Problem statement:
Print out the material that follows word for word.

»»

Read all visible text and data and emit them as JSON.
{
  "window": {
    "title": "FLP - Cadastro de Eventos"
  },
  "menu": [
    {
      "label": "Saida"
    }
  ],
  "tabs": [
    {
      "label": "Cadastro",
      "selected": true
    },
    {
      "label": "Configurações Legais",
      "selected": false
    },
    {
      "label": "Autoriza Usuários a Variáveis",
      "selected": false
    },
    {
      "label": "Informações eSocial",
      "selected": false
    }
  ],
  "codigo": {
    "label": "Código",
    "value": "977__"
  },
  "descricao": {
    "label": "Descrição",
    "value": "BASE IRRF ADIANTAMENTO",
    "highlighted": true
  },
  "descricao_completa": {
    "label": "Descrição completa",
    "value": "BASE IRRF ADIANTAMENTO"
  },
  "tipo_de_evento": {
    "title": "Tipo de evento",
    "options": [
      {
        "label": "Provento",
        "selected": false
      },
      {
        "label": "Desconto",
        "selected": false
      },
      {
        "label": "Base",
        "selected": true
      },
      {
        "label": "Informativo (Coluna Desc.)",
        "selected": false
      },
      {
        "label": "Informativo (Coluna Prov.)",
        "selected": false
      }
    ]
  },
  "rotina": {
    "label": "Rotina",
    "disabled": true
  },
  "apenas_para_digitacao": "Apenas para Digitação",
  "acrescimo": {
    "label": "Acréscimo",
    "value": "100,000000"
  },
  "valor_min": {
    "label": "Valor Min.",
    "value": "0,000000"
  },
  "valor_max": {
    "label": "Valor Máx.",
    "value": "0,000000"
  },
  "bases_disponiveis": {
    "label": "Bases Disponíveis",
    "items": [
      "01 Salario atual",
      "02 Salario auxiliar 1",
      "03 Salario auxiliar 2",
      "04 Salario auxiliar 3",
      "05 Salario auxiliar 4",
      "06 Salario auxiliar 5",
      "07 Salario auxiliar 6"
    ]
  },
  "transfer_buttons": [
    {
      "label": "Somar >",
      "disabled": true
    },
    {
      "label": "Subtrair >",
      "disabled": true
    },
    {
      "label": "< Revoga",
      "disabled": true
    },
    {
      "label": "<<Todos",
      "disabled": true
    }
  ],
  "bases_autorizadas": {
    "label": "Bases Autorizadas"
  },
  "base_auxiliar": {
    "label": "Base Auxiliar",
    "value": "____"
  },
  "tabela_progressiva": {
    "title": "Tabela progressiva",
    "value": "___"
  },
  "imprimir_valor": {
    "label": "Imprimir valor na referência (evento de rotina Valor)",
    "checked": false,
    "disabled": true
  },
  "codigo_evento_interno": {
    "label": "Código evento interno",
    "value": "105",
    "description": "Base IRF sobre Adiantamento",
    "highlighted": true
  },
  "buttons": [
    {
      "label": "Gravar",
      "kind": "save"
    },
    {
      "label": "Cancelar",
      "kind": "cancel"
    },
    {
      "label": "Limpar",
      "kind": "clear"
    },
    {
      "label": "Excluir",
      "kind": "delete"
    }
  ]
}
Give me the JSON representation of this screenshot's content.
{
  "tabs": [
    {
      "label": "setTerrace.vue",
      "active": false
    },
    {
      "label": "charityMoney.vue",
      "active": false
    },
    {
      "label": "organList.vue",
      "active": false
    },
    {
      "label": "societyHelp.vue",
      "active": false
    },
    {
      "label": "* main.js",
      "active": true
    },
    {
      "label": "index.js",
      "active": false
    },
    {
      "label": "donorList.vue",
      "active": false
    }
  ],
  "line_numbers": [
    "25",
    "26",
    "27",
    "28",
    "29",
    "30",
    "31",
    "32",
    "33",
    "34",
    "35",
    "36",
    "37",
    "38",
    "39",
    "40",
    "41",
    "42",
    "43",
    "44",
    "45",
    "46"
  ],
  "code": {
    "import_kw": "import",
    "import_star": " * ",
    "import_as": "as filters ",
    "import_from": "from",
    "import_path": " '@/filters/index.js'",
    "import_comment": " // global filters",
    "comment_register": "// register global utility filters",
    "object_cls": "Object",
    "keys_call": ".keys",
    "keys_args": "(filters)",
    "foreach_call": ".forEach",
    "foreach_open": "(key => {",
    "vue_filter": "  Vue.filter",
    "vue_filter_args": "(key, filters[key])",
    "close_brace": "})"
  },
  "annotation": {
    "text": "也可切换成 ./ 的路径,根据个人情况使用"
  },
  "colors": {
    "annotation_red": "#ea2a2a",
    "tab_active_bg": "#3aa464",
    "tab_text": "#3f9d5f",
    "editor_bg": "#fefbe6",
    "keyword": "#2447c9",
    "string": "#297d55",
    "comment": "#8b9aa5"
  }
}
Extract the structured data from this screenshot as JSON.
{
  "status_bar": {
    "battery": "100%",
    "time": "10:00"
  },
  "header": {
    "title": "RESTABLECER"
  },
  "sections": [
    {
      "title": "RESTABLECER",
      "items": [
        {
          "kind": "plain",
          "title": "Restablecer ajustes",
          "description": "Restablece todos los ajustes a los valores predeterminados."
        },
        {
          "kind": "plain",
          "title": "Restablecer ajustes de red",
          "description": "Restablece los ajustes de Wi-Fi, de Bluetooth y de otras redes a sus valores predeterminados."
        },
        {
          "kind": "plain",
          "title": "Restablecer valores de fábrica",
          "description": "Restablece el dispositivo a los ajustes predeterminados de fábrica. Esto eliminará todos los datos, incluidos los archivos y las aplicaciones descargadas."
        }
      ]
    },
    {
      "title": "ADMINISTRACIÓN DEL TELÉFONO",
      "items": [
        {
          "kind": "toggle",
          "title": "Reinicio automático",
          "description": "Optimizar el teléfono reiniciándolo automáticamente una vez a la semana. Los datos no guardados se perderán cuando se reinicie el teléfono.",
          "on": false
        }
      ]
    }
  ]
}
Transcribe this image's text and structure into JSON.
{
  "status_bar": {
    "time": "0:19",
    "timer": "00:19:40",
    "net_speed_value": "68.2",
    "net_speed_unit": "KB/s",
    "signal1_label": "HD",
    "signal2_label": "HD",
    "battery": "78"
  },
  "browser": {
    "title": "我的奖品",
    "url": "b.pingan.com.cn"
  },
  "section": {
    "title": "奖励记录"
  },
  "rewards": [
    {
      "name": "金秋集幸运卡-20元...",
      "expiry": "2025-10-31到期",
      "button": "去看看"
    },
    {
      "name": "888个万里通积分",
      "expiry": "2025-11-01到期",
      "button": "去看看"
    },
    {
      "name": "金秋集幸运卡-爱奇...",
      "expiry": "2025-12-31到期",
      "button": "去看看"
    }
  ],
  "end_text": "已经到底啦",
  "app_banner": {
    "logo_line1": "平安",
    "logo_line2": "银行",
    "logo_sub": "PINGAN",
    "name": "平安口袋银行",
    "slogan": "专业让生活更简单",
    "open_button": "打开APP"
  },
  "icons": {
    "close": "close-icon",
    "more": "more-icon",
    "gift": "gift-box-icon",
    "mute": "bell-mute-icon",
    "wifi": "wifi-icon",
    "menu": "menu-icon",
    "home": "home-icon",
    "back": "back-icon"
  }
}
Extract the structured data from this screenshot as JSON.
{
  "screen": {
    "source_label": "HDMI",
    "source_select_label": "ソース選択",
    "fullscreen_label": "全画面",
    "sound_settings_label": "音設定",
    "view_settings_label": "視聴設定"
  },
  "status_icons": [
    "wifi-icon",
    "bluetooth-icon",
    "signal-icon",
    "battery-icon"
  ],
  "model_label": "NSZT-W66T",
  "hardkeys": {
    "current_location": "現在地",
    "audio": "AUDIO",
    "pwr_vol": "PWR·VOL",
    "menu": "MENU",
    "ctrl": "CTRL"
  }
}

««

Exercise solution:
Read all visible text and data and emit them as JSON.
{
  "window": {
    "title": "FLP - Cadastro de Eventos"
  },
  "menu": [
    {
      "label": "Saida"
    }
  ],
  "tabs": [
    {
      "label": "Cadastro",
      "selected": true
    },
    {
      "label": "Configurações Legais",
      "selected": false
    },
    {
      "label": "Autoriza Usuários a Variáveis",
      "selected": false
    },
    {
      "label": "Informações eSocial",
      "selected": false
    }
  ],
  "codigo": {
    "label": "Código",
    "value": "977__"
  },
  "descricao": {
    "label": "Descrição",
    "value": "BASE IRRF ADIANTAMENTO",
    "highlighted": true
  },
  "descricao_completa": {
    "label": "Descrição completa",
    "value": "BASE IRRF ADIANTAMENTO"
  },
  "tipo_de_evento": {
    "title": "Tipo de evento",
    "options": [
      {
        "label": "Provento",
        "selected": false
      },
      {
        "label": "Desconto",
        "selected": false
      },
      {
        "label": "Base",
        "selected": true
      },
      {
        "label": "Informativo (Coluna Desc.)",
        "selected": false
      },
      {
        "label": "Informativo (Coluna Prov.)",
        "selected": false
      }
    ]
  },
  "rotina": {
    "label": "Rotina",
    "disabled": true
  },
  "apenas_para_digitacao": "Apenas para Digitação",
  "acrescimo": {
    "label": "Acréscimo",
    "value": "100,000000"
  },
  "valor_min": {
    "label": "Valor Min.",
    "value": "0,000000"
  },
  "valor_max": {
    "label": "Valor Máx.",
    "value": "0,000000"
  },
  "bases_disponiveis": {
    "label": "Bases Disponíveis",
    "items": [
      "01 Salario atual",
      "02 Salario auxiliar 1",
      "03 Salario auxiliar 2",
      "04 Salario auxiliar 3",
      "05 Salario auxiliar 4",
      "06 Salario auxiliar 5",
      "07 Salario auxiliar 6"
    ]
  },
  "transfer_buttons": [
    {
      "label": "Somar >",
      "disabled": true
    },
    {
      "label": "Subtrair >",
      "disabled": true
    },
    {
      "label": "< Revoga",
      "disabled": true
    },
    {
      "label": "<<Todos",
      "disabled": true
    }
  ],
  "bases_autorizadas": {
    "label": "Bases Autorizadas"
  },
  "base_auxiliar": {
    "label": "Base Auxiliar",
    "value": "____"
  },
  "tabela_progressiva": {
    "title": "Tabela progressiva",
    "value": "___"
  },
  "imprimir_valor": {
    "label": "Imprimir valor na referência (evento de rotina Valor)",
    "checked": false,
    "disabled": true
  },
  "codigo_evento_interno": {
    "label": "Código evento interno",
    "value": "105",
    "description": "Base IRF sobre Adiantamento",
    "highlighted": true
  },
  "buttons": [
    {
      "label": "Gravar",
      "kind": "save"
    },
    {
      "label": "Cancelar",
      "kind": "cancel"
    },
    {
      "label": "Limpar",
      "kind": "clear"
    },
    {
      "label": "Excluir",
      "kind": "delete"
    }
  ]
}
Give me the JSON representation of this screenshot's content.
{
  "tabs": [
    {
      "label": "setTerrace.vue",
      "active": false
    },
    {
      "label": "charityMoney.vue",
      "active": false
    },
    {
      "label": "organList.vue",
      "active": false
    },
    {
      "label": "societyHelp.vue",
      "active": false
    },
    {
      "label": "* main.js",
      "active": true
    },
    {
      "label": "index.js",
      "active": false
    },
    {
      "label": "donorList.vue",
      "active": false
    }
  ],
  "line_numbers": [
    "25",
    "26",
    "27",
    "28",
    "29",
    "30",
    "31",
    "32",
    "33",
    "34",
    "35",
    "36",
    "37",
    "38",
    "39",
    "40",
    "41",
    "42",
    "43",
    "44",
    "45",
    "46"
  ],
  "code": {
    "import_kw": "import",
    "import_star": " * ",
    "import_as": "as filters ",
    "import_from": "from",
    "import_path": " '@/filters/index.js'",
    "import_comment": " // global filters",
    "comment_register": "// register global utility filters",
    "object_cls": "Object",
    "keys_call": ".keys",
    "keys_args": "(filters)",
    "foreach_call": ".forEach",
    "foreach_open": "(key => {",
    "vue_filter": "  Vue.filter",
    "vue_filter_args": "(key, filters[key])",
    "close_brace": "})"
  },
  "annotation": {
    "text": "也可切换成 ./ 的路径,根据个人情况使用"
  },
  "colors": {
    "annotation_red": "#ea2a2a",
    "tab_active_bg": "#3aa464",
    "tab_text": "#3f9d5f",
    "editor_bg": "#fefbe6",
    "keyword": "#2447c9",
    "string": "#297d55",
    "comment": "#8b9aa5"
  }
}
Extract the structured data from this screenshot as JSON.
{
  "status_bar": {
    "battery": "100%",
    "time": "10:00"
  },
  "header": {
    "title": "RESTABLECER"
  },
  "sections": [
    {
      "title": "RESTABLECER",
      "items": [
        {
          "kind": "plain",
          "title": "Restablecer ajustes",
          "description": "Restablece todos los ajustes a los valores predeterminados."
        },
        {
          "kind": "plain",
          "title": "Restablecer ajustes de red",
          "description": "Restablece los ajustes de Wi-Fi, de Bluetooth y de otras redes a sus valores predeterminados."
        },
        {
          "kind": "plain",
          "title": "Restablecer valores de fábrica",
          "description": "Restablece el dispositivo a los ajustes predeterminados de fábrica. Esto eliminará todos los datos, incluidos los archivos y las aplicaciones descargadas."
        }
      ]
    },
    {
      "title": "ADMINISTRACIÓN DEL TELÉFONO",
      "items": [
        {
          "kind": "toggle",
          "title": "Reinicio automático",
          "description": "Optimizar el teléfono reiniciándolo automáticamente una vez a la semana. Los datos no guardados se perderán cuando se reinicie el teléfono.",
          "on": false
        }
      ]
    }
  ]
}
Transcribe this image's text and structure into JSON.
{
  "status_bar": {
    "time": "0:19",
    "timer": "00:19:40",
    "net_speed_value": "68.2",
    "net_speed_unit": "KB/s",
    "signal1_label": "HD",
    "signal2_label": "HD",
    "battery": "78"
  },
  "browser": {
    "title": "我的奖品",
    "url": "b.pingan.com.cn"
  },
  "section": {
    "title": "奖励记录"
  },
  "rewards": [
    {
      "name": "金秋集幸运卡-20元...",
      "expiry": "2025-10-31到期",
      "button": "去看看"
    },
    {
      "name": "888个万里通积分",
      "expiry": "2025-11-01到期",
      "button": "去看看"
    },
    {
      "name": "金秋集幸运卡-爱奇...",
      "expiry": "2025-12-31到期",
      "button": "去看看"
    }
  ],
  "end_text": "已经到底啦",
  "app_banner": {
    "logo_line1": "平安",
    "logo_line2": "银行",
    "logo_sub": "PINGAN",
    "name": "平安口袋银行",
    "slogan": "专业让生活更简单",
    "open_button": "打开APP"
  },
  "icons": {
    "close": "close-icon",
    "more": "more-icon",
    "gift": "gift-box-icon",
    "mute": "bell-mute-icon",
    "wifi": "wifi-icon",
    "menu": "menu-icon",
    "home": "home-icon",
    "back": "back-icon"
  }
}
Extract the structured data from this screenshot as JSON.
{
  "screen": {
    "source_label": "HDMI",
    "source_select_label": "ソース選択",
    "fullscreen_label": "全画面",
    "sound_settings_label": "音設定",
    "view_settings_label": "視聴設定"
  },
  "status_icons": [
    "wifi-icon",
    "bluetooth-icon",
    "signal-icon",
    "battery-icon"
  ],
  "model_label": "NSZT-W66T",
  "hardkeys": {
    "current_location": "現在地",
    "audio": "AUDIO",
    "pwr_vol": "PWR·VOL",
    "menu": "MENU",
    "ctrl": "CTRL"
  }
}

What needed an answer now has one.